Write out the entire listing below exactly, with the pictures left out.

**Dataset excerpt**
******************************
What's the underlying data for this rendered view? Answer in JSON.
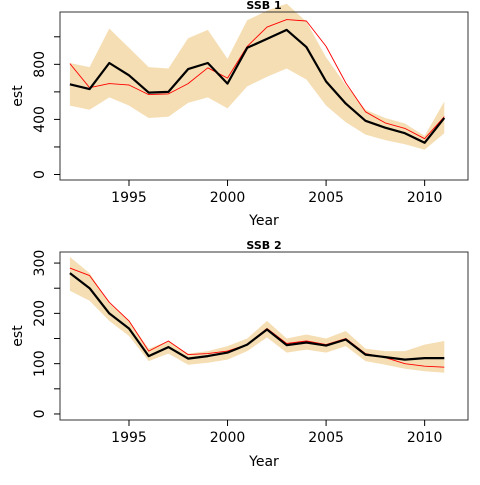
{
  "chart_data": [
    {
      "type": "line",
      "title": "SSB 1",
      "xlabel": "Year",
      "ylabel": "est",
      "xlim": [
        1991.5,
        2012.2
      ],
      "ylim": [
        -40,
        1180
      ],
      "xticks": [
        1995,
        2000,
        2005,
        2010
      ],
      "yticks": [
        0,
        200,
        400,
        600,
        800,
        1000
      ],
      "yticklabels": [
        "0",
        "",
        "400",
        "",
        "800",
        ""
      ],
      "x": [
        1992,
        1993,
        1994,
        1995,
        1996,
        1997,
        1998,
        1999,
        2000,
        2001,
        2002,
        2003,
        2004,
        2005,
        2006,
        2007,
        2008,
        2009,
        2010,
        2011
      ],
      "band": {
        "lower": [
          500,
          470,
          560,
          500,
          410,
          420,
          520,
          560,
          480,
          640,
          710,
          770,
          690,
          500,
          380,
          290,
          250,
          220,
          180,
          300
        ],
        "upper": [
          810,
          780,
          1060,
          920,
          780,
          770,
          990,
          1050,
          840,
          1120,
          1190,
          1240,
          1110,
          850,
          650,
          470,
          410,
          370,
          280,
          530
        ]
      },
      "series": [
        {
          "color": "#000000",
          "values": [
            655,
            620,
            810,
            720,
            595,
            600,
            765,
            810,
            660,
            920,
            985,
            1050,
            925,
            675,
            515,
            390,
            340,
            300,
            230,
            410
          ]
        },
        {
          "color": "#ff0000",
          "values": [
            805,
            630,
            660,
            650,
            580,
            585,
            660,
            775,
            700,
            930,
            1070,
            1125,
            1115,
            930,
            665,
            455,
            375,
            335,
            260,
            420
          ]
        }
      ],
      "band_color": "#f5deb3",
      "grid": false
    },
    {
      "type": "line",
      "title": "SSB 2",
      "xlabel": "Year",
      "ylabel": "est",
      "xlim": [
        1991.5,
        2012.2
      ],
      "ylim": [
        -12,
        322
      ],
      "xticks": [
        1995,
        2000,
        2005,
        2010
      ],
      "yticks": [
        0,
        50,
        100,
        150,
        200,
        250,
        300
      ],
      "yticklabels": [
        "0",
        "",
        "100",
        "",
        "200",
        "",
        "300"
      ],
      "x": [
        1992,
        1993,
        1994,
        1995,
        1996,
        1997,
        1998,
        1999,
        2000,
        2001,
        2002,
        2003,
        2004,
        2005,
        2006,
        2007,
        2008,
        2009,
        2010,
        2011
      ],
      "band": {
        "lower": [
          245,
          225,
          185,
          155,
          105,
          120,
          98,
          102,
          108,
          125,
          152,
          122,
          128,
          122,
          135,
          105,
          98,
          90,
          85,
          82
        ],
        "upper": [
          312,
          280,
          220,
          185,
          130,
          145,
          120,
          125,
          135,
          150,
          185,
          150,
          158,
          150,
          165,
          130,
          125,
          125,
          138,
          145
        ]
      },
      "series": [
        {
          "color": "#000000",
          "values": [
            280,
            250,
            200,
            170,
            115,
            133,
            110,
            115,
            122,
            138,
            168,
            137,
            142,
            136,
            148,
            118,
            113,
            108,
            111,
            111
          ]
        },
        {
          "color": "#ff0000",
          "values": [
            290,
            275,
            222,
            185,
            125,
            145,
            118,
            120,
            125,
            138,
            170,
            140,
            145,
            138,
            150,
            120,
            112,
            100,
            95,
            93
          ]
        }
      ],
      "band_color": "#f5deb3",
      "grid": false
    }
  ]
}
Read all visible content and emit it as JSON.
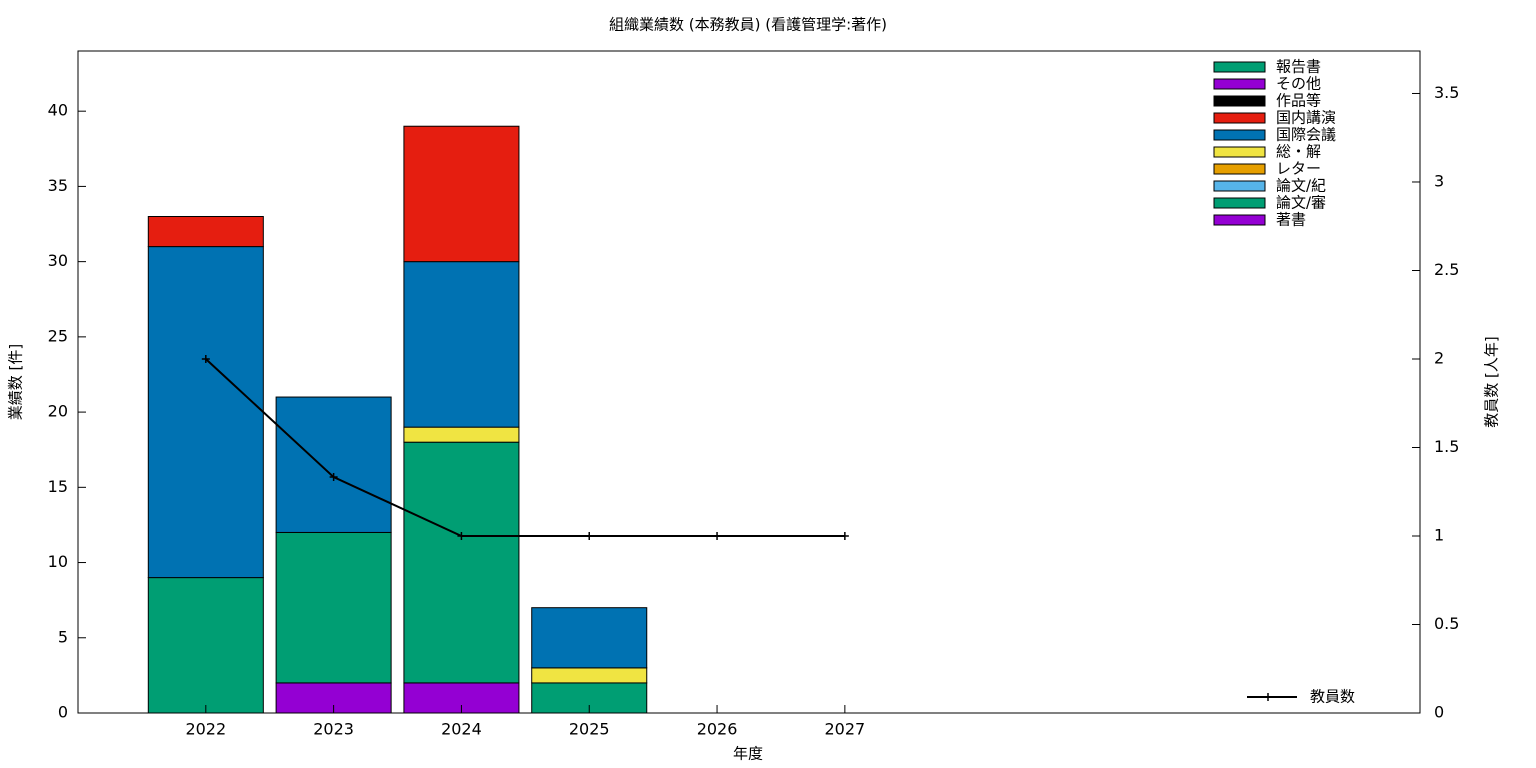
{
  "chart_data": {
    "type": "bar",
    "title": "組織業績数 (本務教員) (看護管理学:著作)",
    "xlabel": "年度",
    "ylabel": "業績数 [件]",
    "y2label": "教員数 [人年]",
    "x": [
      2022,
      2023,
      2024,
      2025,
      2026,
      2027
    ],
    "xlim": [
      2021,
      2031.5
    ],
    "xticks": [
      2022,
      2023,
      2024,
      2025,
      2026,
      2027
    ],
    "ylim": [
      0,
      44
    ],
    "yticks": [
      0,
      5,
      10,
      15,
      20,
      25,
      30,
      35,
      40
    ],
    "y2lim": [
      0,
      3.74
    ],
    "y2ticks": [
      0,
      0.5,
      1,
      1.5,
      2,
      2.5,
      3,
      3.5
    ],
    "series": [
      {
        "name": "報告書",
        "color": "#009e73",
        "values": [
          0,
          0,
          0,
          0,
          0,
          0
        ]
      },
      {
        "name": "その他",
        "color": "#9400d3",
        "values": [
          0,
          0,
          0,
          0,
          0,
          0
        ]
      },
      {
        "name": "作品等",
        "color": "#000000",
        "values": [
          0,
          0,
          0,
          0,
          0,
          0
        ]
      },
      {
        "name": "国内講演",
        "color": "#e51e10",
        "values": [
          2,
          0,
          9,
          0,
          0,
          0
        ]
      },
      {
        "name": "国際会議",
        "color": "#0072b2",
        "values": [
          22,
          9,
          11,
          4,
          0,
          0
        ]
      },
      {
        "name": "総・解",
        "color": "#f0e442",
        "values": [
          0,
          0,
          1,
          1,
          0,
          0
        ]
      },
      {
        "name": "レター",
        "color": "#e69f00",
        "values": [
          0,
          0,
          0,
          0,
          0,
          0
        ]
      },
      {
        "name": "論文/紀",
        "color": "#56b4e9",
        "values": [
          0,
          0,
          0,
          0,
          0,
          0
        ]
      },
      {
        "name": "論文/審",
        "color": "#009e73",
        "values": [
          9,
          10,
          16,
          2,
          0,
          0
        ]
      },
      {
        "name": "著書",
        "color": "#9400d3",
        "values": [
          0,
          2,
          2,
          0,
          0,
          0
        ]
      },
      {
        "name": "教員数",
        "color": "#000000",
        "type": "line",
        "axis": "y2",
        "values": [
          2,
          1.333,
          1,
          1,
          1,
          1
        ]
      }
    ]
  }
}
******************************
**THE OUTPUT**
What's the underlying data for this rendered view? Answer in JSON.
{
  "chart_data": [
    {
      "type": "line",
      "title": "SSB 1",
      "xlabel": "Year",
      "ylabel": "est",
      "xlim": [
        1991.5,
        2012.2
      ],
      "ylim": [
        -40,
        1180
      ],
      "xticks": [
        1995,
        2000,
        2005,
        2010
      ],
      "yticks": [
        0,
        200,
        400,
        600,
        800,
        1000
      ],
      "yticklabels": [
        "0",
        "",
        "400",
        "",
        "800",
        ""
      ],
      "x": [
        1992,
        1993,
        1994,
        1995,
        1996,
        1997,
        1998,
        1999,
        2000,
        2001,
        2002,
        2003,
        2004,
        2005,
        2006,
        2007,
        2008,
        2009,
        2010,
        2011
      ],
      "band": {
        "lower": [
          500,
          470,
          560,
          500,
          410,
          420,
          520,
          560,
          480,
          640,
          710,
          770,
          690,
          500,
          380,
          290,
          250,
          220,
          180,
          300
        ],
        "upper": [
          810,
          780,
          1060,
          920,
          780,
          770,
          990,
          1050,
          840,
          1120,
          1190,
          1240,
          1110,
          850,
          650,
          470,
          410,
          370,
          280,
          530
        ]
      },
      "series": [
        {
          "color": "#000000",
          "values": [
            655,
            620,
            810,
            720,
            595,
            600,
            765,
            810,
            660,
            920,
            985,
            1050,
            925,
            675,
            515,
            390,
            340,
            300,
            230,
            410
          ]
        },
        {
          "color": "#ff0000",
          "values": [
            805,
            630,
            660,
            650,
            580,
            585,
            660,
            775,
            700,
            930,
            1070,
            1125,
            1115,
            930,
            665,
            455,
            375,
            335,
            260,
            420
          ]
        }
      ],
      "band_color": "#f5deb3",
      "grid": false
    },
    {
      "type": "line",
      "title": "SSB 2",
      "xlabel": "Year",
      "ylabel": "est",
      "xlim": [
        1991.5,
        2012.2
      ],
      "ylim": [
        -12,
        322
      ],
      "xticks": [
        1995,
        2000,
        2005,
        2010
      ],
      "yticks": [
        0,
        50,
        100,
        150,
        200,
        250,
        300
      ],
      "yticklabels": [
        "0",
        "",
        "100",
        "",
        "200",
        "",
        "300"
      ],
      "x": [
        1992,
        1993,
        1994,
        1995,
        1996,
        1997,
        1998,
        1999,
        2000,
        2001,
        2002,
        2003,
        2004,
        2005,
        2006,
        2007,
        2008,
        2009,
        2010,
        2011
      ],
      "band": {
        "lower": [
          245,
          225,
          185,
          155,
          105,
          120,
          98,
          102,
          108,
          125,
          152,
          122,
          128,
          122,
          135,
          105,
          98,
          90,
          85,
          82
        ],
        "upper": [
          312,
          280,
          220,
          185,
          130,
          145,
          120,
          125,
          135,
          150,
          185,
          150,
          158,
          150,
          165,
          130,
          125,
          125,
          138,
          145
        ]
      },
      "series": [
        {
          "color": "#000000",
          "values": [
            280,
            250,
            200,
            170,
            115,
            133,
            110,
            115,
            122,
            138,
            168,
            137,
            142,
            136,
            148,
            118,
            113,
            108,
            111,
            111
          ]
        },
        {
          "color": "#ff0000",
          "values": [
            290,
            275,
            222,
            185,
            125,
            145,
            118,
            120,
            125,
            138,
            170,
            140,
            145,
            138,
            150,
            120,
            112,
            100,
            95,
            93
          ]
        }
      ],
      "band_color": "#f5deb3",
      "grid": false
    }
  ]
}
Read all visible content and emit it as JSON.
{
  "chart_data": {
    "type": "bar",
    "title": "組織業績数 (本務教員) (看護管理学:著作)",
    "xlabel": "年度",
    "ylabel": "業績数 [件]",
    "y2label": "教員数 [人年]",
    "x": [
      2022,
      2023,
      2024,
      2025,
      2026,
      2027
    ],
    "xlim": [
      2021,
      2031.5
    ],
    "xticks": [
      2022,
      2023,
      2024,
      2025,
      2026,
      2027
    ],
    "ylim": [
      0,
      44
    ],
    "yticks": [
      0,
      5,
      10,
      15,
      20,
      25,
      30,
      35,
      40
    ],
    "y2lim": [
      0,
      3.74
    ],
    "y2ticks": [
      0,
      0.5,
      1,
      1.5,
      2,
      2.5,
      3,
      3.5
    ],
    "series": [
      {
        "name": "報告書",
        "color": "#009e73",
        "values": [
          0,
          0,
          0,
          0,
          0,
          0
        ]
      },
      {
        "name": "その他",
        "color": "#9400d3",
        "values": [
          0,
          0,
          0,
          0,
          0,
          0
        ]
      },
      {
        "name": "作品等",
        "color": "#000000",
        "values": [
          0,
          0,
          0,
          0,
          0,
          0
        ]
      },
      {
        "name": "国内講演",
        "color": "#e51e10",
        "values": [
          2,
          0,
          9,
          0,
          0,
          0
        ]
      },
      {
        "name": "国際会議",
        "color": "#0072b2",
        "values": [
          22,
          9,
          11,
          4,
          0,
          0
        ]
      },
      {
        "name": "総・解",
        "color": "#f0e442",
        "values": [
          0,
          0,
          1,
          1,
          0,
          0
        ]
      },
      {
        "name": "レター",
        "color": "#e69f00",
        "values": [
          0,
          0,
          0,
          0,
          0,
          0
        ]
      },
      {
        "name": "論文/紀",
        "color": "#56b4e9",
        "values": [
          0,
          0,
          0,
          0,
          0,
          0
        ]
      },
      {
        "name": "論文/審",
        "color": "#009e73",
        "values": [
          9,
          10,
          16,
          2,
          0,
          0
        ]
      },
      {
        "name": "著書",
        "color": "#9400d3",
        "values": [
          0,
          2,
          2,
          0,
          0,
          0
        ]
      },
      {
        "name": "教員数",
        "color": "#000000",
        "type": "line",
        "axis": "y2",
        "values": [
          2,
          1.333,
          1,
          1,
          1,
          1
        ]
      }
    ]
  }
}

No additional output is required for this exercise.